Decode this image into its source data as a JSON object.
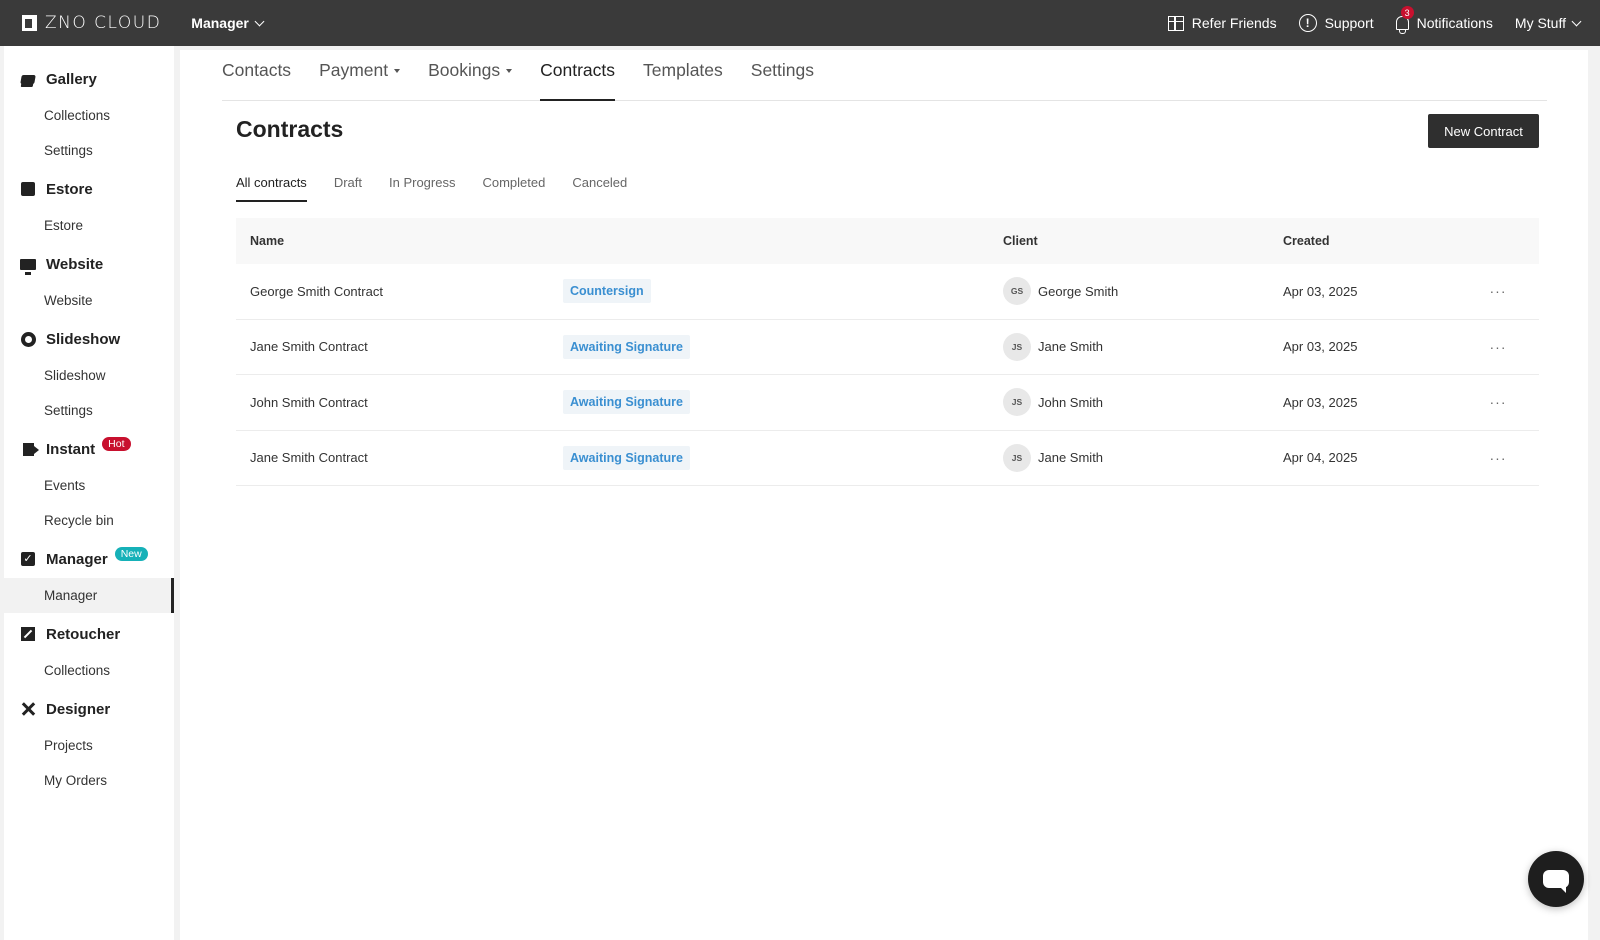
{
  "topbar": {
    "logo": "ZNO CLOUD",
    "app_switch": "Manager",
    "refer": "Refer Friends",
    "support": "Support",
    "support_glyph": "!",
    "notifications": "Notifications",
    "notif_count": "3",
    "my_stuff": "My Stuff"
  },
  "sidebar": {
    "gallery": {
      "label": "Gallery",
      "subs": [
        "Collections",
        "Settings"
      ]
    },
    "estore": {
      "label": "Estore",
      "subs": [
        "Estore"
      ]
    },
    "website": {
      "label": "Website",
      "subs": [
        "Website"
      ]
    },
    "slideshow": {
      "label": "Slideshow",
      "subs": [
        "Slideshow",
        "Settings"
      ]
    },
    "instant": {
      "label": "Instant",
      "pill": "Hot",
      "subs": [
        "Events",
        "Recycle bin"
      ]
    },
    "manager": {
      "label": "Manager",
      "pill": "New",
      "subs": [
        "Manager"
      ]
    },
    "retoucher": {
      "label": "Retoucher",
      "subs": [
        "Collections"
      ]
    },
    "designer": {
      "label": "Designer",
      "subs": [
        "Projects",
        "My Orders"
      ]
    }
  },
  "nav": {
    "contacts": "Contacts",
    "payment": "Payment",
    "bookings": "Bookings",
    "contracts": "Contracts",
    "templates": "Templates",
    "settings": "Settings"
  },
  "page": {
    "title": "Contracts",
    "new_button": "New Contract"
  },
  "subtabs": [
    "All contracts",
    "Draft",
    "In Progress",
    "Completed",
    "Canceled"
  ],
  "table": {
    "headers": {
      "name": "Name",
      "client": "Client",
      "created": "Created"
    },
    "more_glyph": "···",
    "rows": [
      {
        "name": "George Smith Contract",
        "status": "Countersign",
        "initials": "GS",
        "client": "George Smith",
        "created": "Apr 03, 2025"
      },
      {
        "name": "Jane Smith Contract",
        "status": "Awaiting Signature",
        "initials": "JS",
        "client": "Jane Smith",
        "created": "Apr 03, 2025"
      },
      {
        "name": "John Smith Contract",
        "status": "Awaiting Signature",
        "initials": "JS",
        "client": "John Smith",
        "created": "Apr 03, 2025"
      },
      {
        "name": "Jane Smith Contract",
        "status": "Awaiting Signature",
        "initials": "JS",
        "client": "Jane Smith",
        "created": "Apr 04, 2025"
      }
    ]
  },
  "colors": {
    "topbar": "#3a3a3a",
    "status_text": "#3a8fd1",
    "hot": "#c8102e",
    "new": "#16b1b8"
  }
}
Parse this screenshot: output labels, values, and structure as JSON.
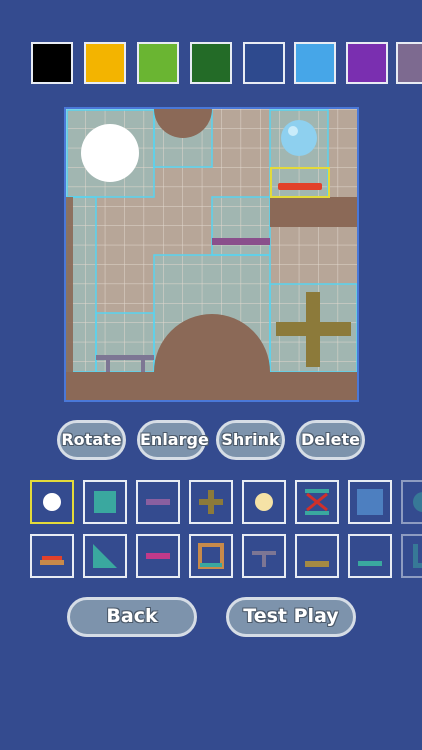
{
  "palette": [
    {
      "name": "black",
      "color": "#000000"
    },
    {
      "name": "yellow",
      "color": "#f3b400"
    },
    {
      "name": "light-green",
      "color": "#6ab532"
    },
    {
      "name": "dark-green",
      "color": "#236b27"
    },
    {
      "name": "navy",
      "color": "#2e4a8e"
    },
    {
      "name": "sky-blue",
      "color": "#46a6e8"
    },
    {
      "name": "purple",
      "color": "#7a2fb0"
    },
    {
      "name": "mauve",
      "color": "#7d6a90"
    }
  ],
  "actions": {
    "rotate": "Rotate",
    "enlarge": "Enlarge",
    "shrink": "Shrink",
    "delete": "Delete"
  },
  "footer": {
    "back": "Back",
    "test_play": "Test Play"
  },
  "pieces_row1": [
    "white-ball",
    "teal-square",
    "purple-bar",
    "cross",
    "cream-ball",
    "x-bar",
    "blue-square",
    "teal-circle"
  ],
  "pieces_row2": [
    "red-platform",
    "teal-triangle",
    "pink-bar",
    "frame",
    "t-shape",
    "brown-bar",
    "teal-bar",
    "corner"
  ],
  "selected_piece": "white-ball",
  "colors": {
    "board_floor": "#b7a698",
    "brown": "#8b6957",
    "grid_highlight": "#58d3f0",
    "selection": "#e3da3a"
  }
}
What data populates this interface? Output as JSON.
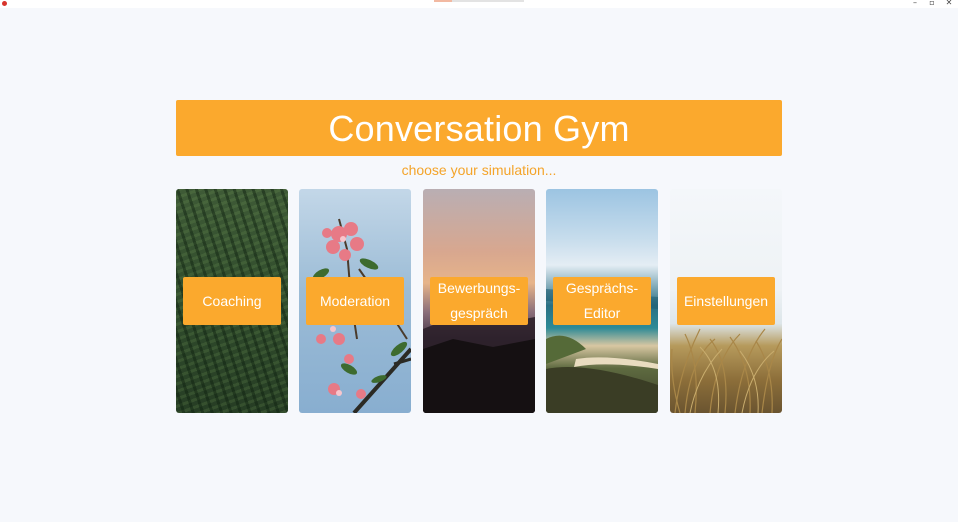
{
  "app": {
    "title": "Conversation Gym",
    "subtitle": "choose your simulation..."
  },
  "window_controls": {
    "minimize": "–",
    "maximize": "▫",
    "close": "✕"
  },
  "cards": [
    {
      "label": "Coaching",
      "image": "tea-field-photo"
    },
    {
      "label": "Moderation",
      "image": "pink-flowers-photo"
    },
    {
      "label": "Bewerbungs-\ngespräch",
      "image": "sunset-mountain-photo"
    },
    {
      "label": "Gesprächs-\nEditor",
      "image": "coastline-photo"
    },
    {
      "label": "Einstellungen",
      "image": "dune-grass-photo"
    }
  ],
  "colors": {
    "accent": "#fba92d",
    "background": "#f6f8fc",
    "label_text": "#ffffff",
    "subtitle_text": "#f4a42a"
  }
}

Problem statement — Exactly reproduce the entries above, minus the pictures.

Correct output —
Decode this image into its source data as a JSON object.
{
  "topbar": {
    "logo": "ZNO CLOUD",
    "app_switch": "Manager",
    "refer": "Refer Friends",
    "support": "Support",
    "support_glyph": "!",
    "notifications": "Notifications",
    "notif_count": "3",
    "my_stuff": "My Stuff"
  },
  "sidebar": {
    "gallery": {
      "label": "Gallery",
      "subs": [
        "Collections",
        "Settings"
      ]
    },
    "estore": {
      "label": "Estore",
      "subs": [
        "Estore"
      ]
    },
    "website": {
      "label": "Website",
      "subs": [
        "Website"
      ]
    },
    "slideshow": {
      "label": "Slideshow",
      "subs": [
        "Slideshow",
        "Settings"
      ]
    },
    "instant": {
      "label": "Instant",
      "pill": "Hot",
      "subs": [
        "Events",
        "Recycle bin"
      ]
    },
    "manager": {
      "label": "Manager",
      "pill": "New",
      "subs": [
        "Manager"
      ]
    },
    "retoucher": {
      "label": "Retoucher",
      "subs": [
        "Collections"
      ]
    },
    "designer": {
      "label": "Designer",
      "subs": [
        "Projects",
        "My Orders"
      ]
    }
  },
  "nav": {
    "contacts": "Contacts",
    "payment": "Payment",
    "bookings": "Bookings",
    "contracts": "Contracts",
    "templates": "Templates",
    "settings": "Settings"
  },
  "page": {
    "title": "Contracts",
    "new_button": "New Contract"
  },
  "subtabs": [
    "All contracts",
    "Draft",
    "In Progress",
    "Completed",
    "Canceled"
  ],
  "table": {
    "headers": {
      "name": "Name",
      "client": "Client",
      "created": "Created"
    },
    "more_glyph": "···",
    "rows": [
      {
        "name": "George Smith Contract",
        "status": "Countersign",
        "initials": "GS",
        "client": "George Smith",
        "created": "Apr 03, 2025"
      },
      {
        "name": "Jane Smith Contract",
        "status": "Awaiting Signature",
        "initials": "JS",
        "client": "Jane Smith",
        "created": "Apr 03, 2025"
      },
      {
        "name": "John Smith Contract",
        "status": "Awaiting Signature",
        "initials": "JS",
        "client": "John Smith",
        "created": "Apr 03, 2025"
      },
      {
        "name": "Jane Smith Contract",
        "status": "Awaiting Signature",
        "initials": "JS",
        "client": "Jane Smith",
        "created": "Apr 04, 2025"
      }
    ]
  },
  "colors": {
    "topbar": "#3a3a3a",
    "status_text": "#3a8fd1",
    "hot": "#c8102e",
    "new": "#16b1b8"
  }
}
Parse this screenshot: output labels, values, and structure as JSON.
{
  "palette": [
    {
      "name": "black",
      "color": "#000000"
    },
    {
      "name": "yellow",
      "color": "#f3b400"
    },
    {
      "name": "light-green",
      "color": "#6ab532"
    },
    {
      "name": "dark-green",
      "color": "#236b27"
    },
    {
      "name": "navy",
      "color": "#2e4a8e"
    },
    {
      "name": "sky-blue",
      "color": "#46a6e8"
    },
    {
      "name": "purple",
      "color": "#7a2fb0"
    },
    {
      "name": "mauve",
      "color": "#7d6a90"
    }
  ],
  "actions": {
    "rotate": "Rotate",
    "enlarge": "Enlarge",
    "shrink": "Shrink",
    "delete": "Delete"
  },
  "footer": {
    "back": "Back",
    "test_play": "Test Play"
  },
  "pieces_row1": [
    "white-ball",
    "teal-square",
    "purple-bar",
    "cross",
    "cream-ball",
    "x-bar",
    "blue-square",
    "teal-circle"
  ],
  "pieces_row2": [
    "red-platform",
    "teal-triangle",
    "pink-bar",
    "frame",
    "t-shape",
    "brown-bar",
    "teal-bar",
    "corner"
  ],
  "selected_piece": "white-ball",
  "colors": {
    "board_floor": "#b7a698",
    "brown": "#8b6957",
    "grid_highlight": "#58d3f0",
    "selection": "#e3da3a"
  }
}
What data populates this interface? Output as JSON.
{
  "app": {
    "title": "Conversation Gym",
    "subtitle": "choose your simulation..."
  },
  "window_controls": {
    "minimize": "–",
    "maximize": "▫",
    "close": "✕"
  },
  "cards": [
    {
      "label": "Coaching",
      "image": "tea-field-photo"
    },
    {
      "label": "Moderation",
      "image": "pink-flowers-photo"
    },
    {
      "label": "Bewerbungs-\ngespräch",
      "image": "sunset-mountain-photo"
    },
    {
      "label": "Gesprächs-\nEditor",
      "image": "coastline-photo"
    },
    {
      "label": "Einstellungen",
      "image": "dune-grass-photo"
    }
  ],
  "colors": {
    "accent": "#fba92d",
    "background": "#f6f8fc",
    "label_text": "#ffffff",
    "subtitle_text": "#f4a42a"
  }
}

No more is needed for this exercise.